- [Provided data]
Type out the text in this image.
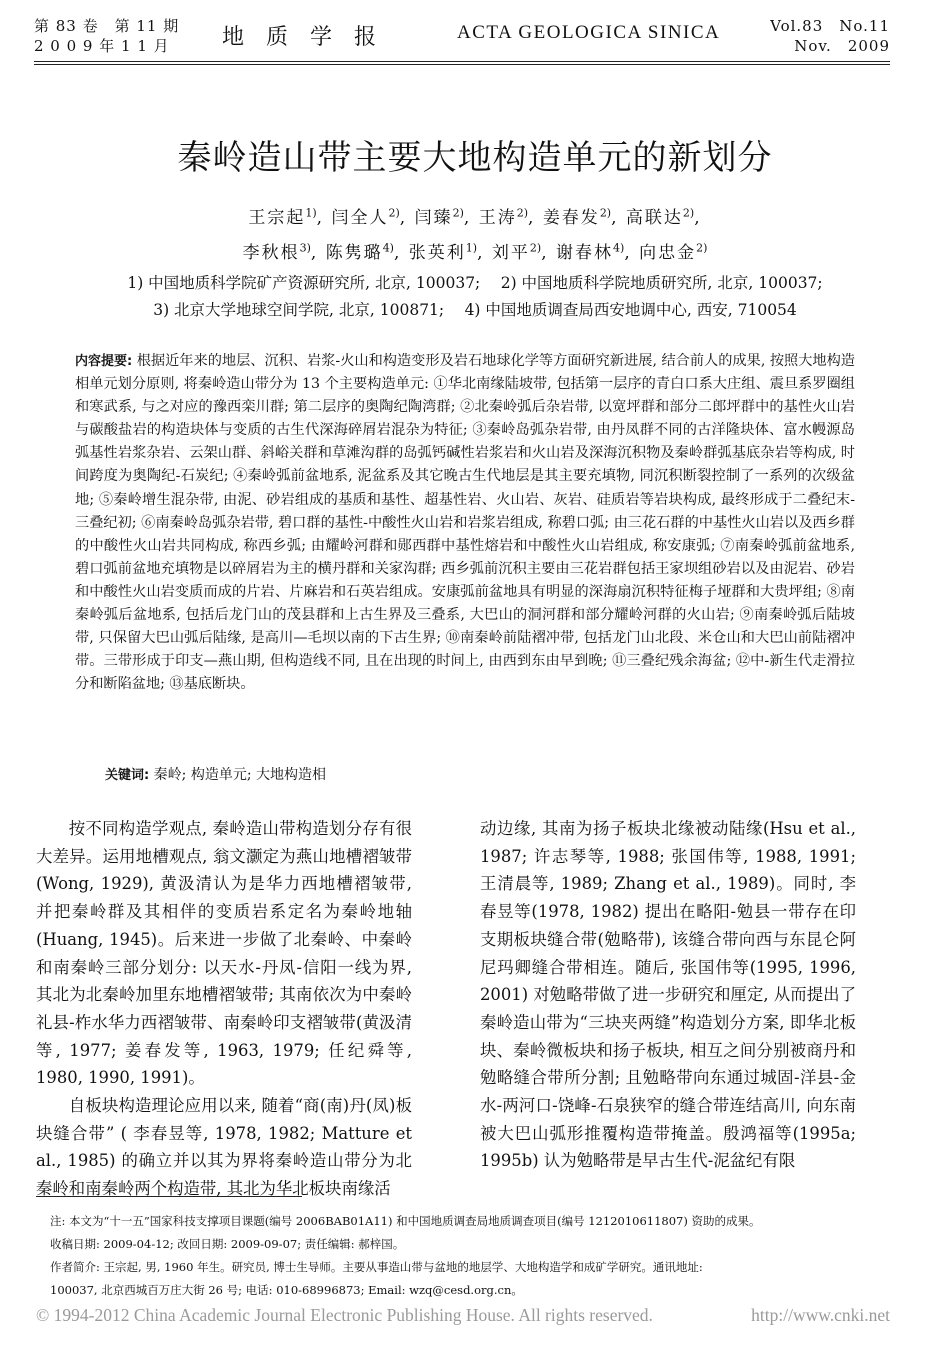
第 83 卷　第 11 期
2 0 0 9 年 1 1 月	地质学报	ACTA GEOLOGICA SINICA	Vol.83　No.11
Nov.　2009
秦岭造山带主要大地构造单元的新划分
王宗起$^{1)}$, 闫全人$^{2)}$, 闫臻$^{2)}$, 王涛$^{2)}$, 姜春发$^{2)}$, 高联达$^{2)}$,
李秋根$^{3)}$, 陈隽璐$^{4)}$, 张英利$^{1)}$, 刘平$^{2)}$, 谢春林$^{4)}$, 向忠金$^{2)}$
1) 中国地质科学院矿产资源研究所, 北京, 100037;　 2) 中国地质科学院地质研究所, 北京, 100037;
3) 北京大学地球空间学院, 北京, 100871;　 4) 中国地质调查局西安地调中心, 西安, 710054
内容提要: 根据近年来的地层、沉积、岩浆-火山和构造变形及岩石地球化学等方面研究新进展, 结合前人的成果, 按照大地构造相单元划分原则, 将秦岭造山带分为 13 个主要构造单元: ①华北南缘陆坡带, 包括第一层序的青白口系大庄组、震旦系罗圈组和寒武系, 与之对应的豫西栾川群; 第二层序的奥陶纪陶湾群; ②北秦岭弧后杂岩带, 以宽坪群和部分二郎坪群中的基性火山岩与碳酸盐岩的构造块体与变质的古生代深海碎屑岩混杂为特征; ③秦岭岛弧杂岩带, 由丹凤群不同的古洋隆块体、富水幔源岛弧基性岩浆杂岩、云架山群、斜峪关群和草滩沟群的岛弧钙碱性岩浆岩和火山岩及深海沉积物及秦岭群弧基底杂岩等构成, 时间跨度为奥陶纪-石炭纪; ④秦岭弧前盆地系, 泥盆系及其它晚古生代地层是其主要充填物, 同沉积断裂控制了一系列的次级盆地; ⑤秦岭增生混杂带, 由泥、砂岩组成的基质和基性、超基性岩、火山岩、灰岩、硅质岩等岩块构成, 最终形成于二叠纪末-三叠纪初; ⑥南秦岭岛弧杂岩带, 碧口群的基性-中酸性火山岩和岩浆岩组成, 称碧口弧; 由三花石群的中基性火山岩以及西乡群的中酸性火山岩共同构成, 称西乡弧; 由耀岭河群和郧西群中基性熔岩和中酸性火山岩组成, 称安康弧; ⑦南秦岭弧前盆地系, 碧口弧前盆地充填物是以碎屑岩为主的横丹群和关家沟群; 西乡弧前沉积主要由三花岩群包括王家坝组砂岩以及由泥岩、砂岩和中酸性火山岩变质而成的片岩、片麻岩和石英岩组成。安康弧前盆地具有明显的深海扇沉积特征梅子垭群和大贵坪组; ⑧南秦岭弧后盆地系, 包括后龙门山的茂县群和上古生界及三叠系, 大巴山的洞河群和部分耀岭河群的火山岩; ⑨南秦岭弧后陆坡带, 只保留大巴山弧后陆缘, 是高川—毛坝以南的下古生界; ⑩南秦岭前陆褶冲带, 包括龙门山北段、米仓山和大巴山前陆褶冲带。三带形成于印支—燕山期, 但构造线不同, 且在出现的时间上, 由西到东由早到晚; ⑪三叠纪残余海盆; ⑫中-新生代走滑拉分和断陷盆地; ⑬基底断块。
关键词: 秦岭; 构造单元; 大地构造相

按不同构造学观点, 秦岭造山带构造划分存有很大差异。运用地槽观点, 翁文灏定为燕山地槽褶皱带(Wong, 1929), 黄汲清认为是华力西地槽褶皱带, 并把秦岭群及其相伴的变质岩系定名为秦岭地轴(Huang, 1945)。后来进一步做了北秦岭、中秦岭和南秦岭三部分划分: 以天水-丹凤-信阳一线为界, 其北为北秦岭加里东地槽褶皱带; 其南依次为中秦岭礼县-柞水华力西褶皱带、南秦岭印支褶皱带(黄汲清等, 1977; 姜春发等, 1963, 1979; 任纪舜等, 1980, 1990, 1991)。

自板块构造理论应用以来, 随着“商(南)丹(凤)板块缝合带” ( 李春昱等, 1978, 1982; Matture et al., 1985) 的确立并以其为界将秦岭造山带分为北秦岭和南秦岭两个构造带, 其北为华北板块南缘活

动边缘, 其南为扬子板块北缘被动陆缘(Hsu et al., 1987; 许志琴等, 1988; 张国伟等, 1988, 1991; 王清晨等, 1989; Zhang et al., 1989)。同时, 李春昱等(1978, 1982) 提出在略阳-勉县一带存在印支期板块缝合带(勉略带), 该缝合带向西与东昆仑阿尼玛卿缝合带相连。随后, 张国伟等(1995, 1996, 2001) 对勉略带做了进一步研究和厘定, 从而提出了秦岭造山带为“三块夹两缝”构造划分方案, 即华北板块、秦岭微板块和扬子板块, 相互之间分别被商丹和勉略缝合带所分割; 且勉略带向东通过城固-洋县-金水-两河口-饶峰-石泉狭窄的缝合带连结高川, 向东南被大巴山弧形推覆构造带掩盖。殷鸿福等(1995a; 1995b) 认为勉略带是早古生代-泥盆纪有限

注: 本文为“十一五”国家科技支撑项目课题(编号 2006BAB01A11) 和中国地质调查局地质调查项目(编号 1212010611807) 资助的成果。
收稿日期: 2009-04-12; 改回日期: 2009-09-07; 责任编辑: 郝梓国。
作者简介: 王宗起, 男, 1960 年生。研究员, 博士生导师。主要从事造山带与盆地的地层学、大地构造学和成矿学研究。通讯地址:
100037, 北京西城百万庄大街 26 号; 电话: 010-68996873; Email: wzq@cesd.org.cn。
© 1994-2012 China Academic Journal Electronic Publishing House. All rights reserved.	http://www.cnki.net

--

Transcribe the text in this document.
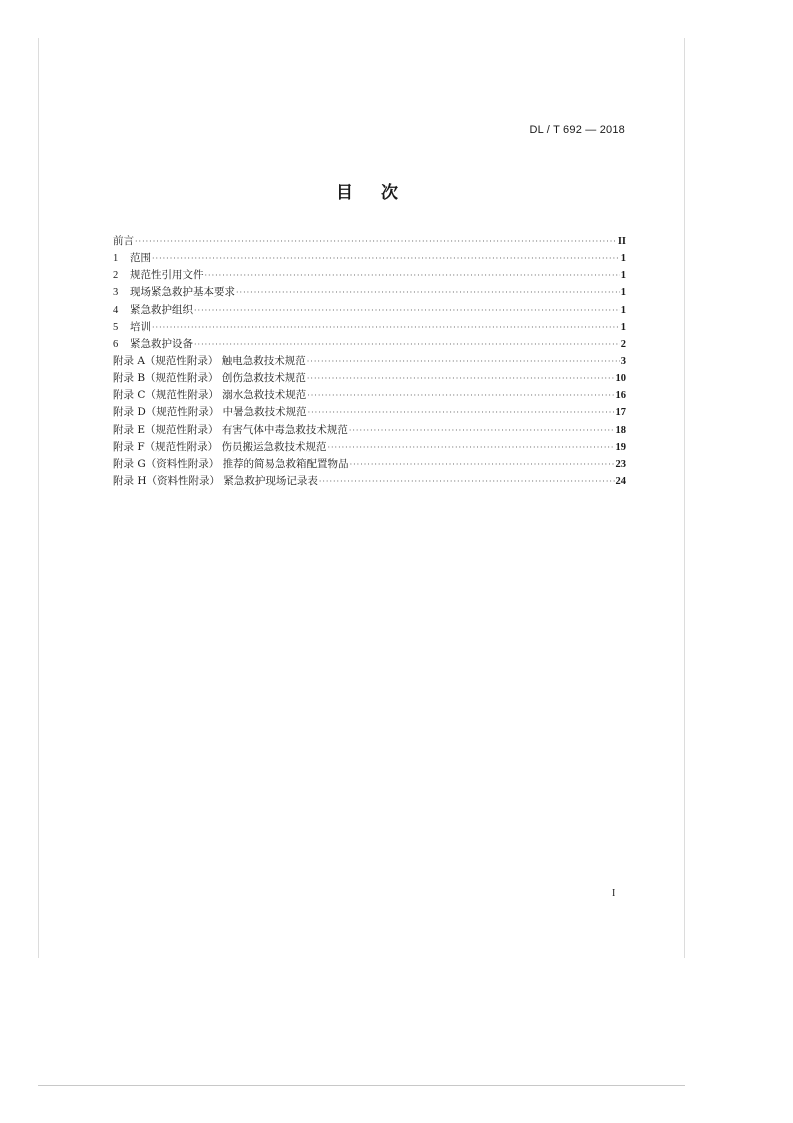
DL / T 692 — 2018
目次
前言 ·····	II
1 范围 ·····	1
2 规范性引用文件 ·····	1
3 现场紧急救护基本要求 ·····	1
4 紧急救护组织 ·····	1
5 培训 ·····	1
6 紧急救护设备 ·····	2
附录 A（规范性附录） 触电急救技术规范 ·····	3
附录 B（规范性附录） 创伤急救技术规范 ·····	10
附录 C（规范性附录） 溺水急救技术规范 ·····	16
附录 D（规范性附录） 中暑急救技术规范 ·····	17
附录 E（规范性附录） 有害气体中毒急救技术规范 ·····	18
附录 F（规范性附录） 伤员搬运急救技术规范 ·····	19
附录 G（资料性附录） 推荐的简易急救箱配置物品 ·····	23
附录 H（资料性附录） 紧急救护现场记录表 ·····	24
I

- [Instruction] Copy every line in the listing above where the string "this" turns up.

- [Task answer]
Type out the text in this image.
Transcribe the text in this document.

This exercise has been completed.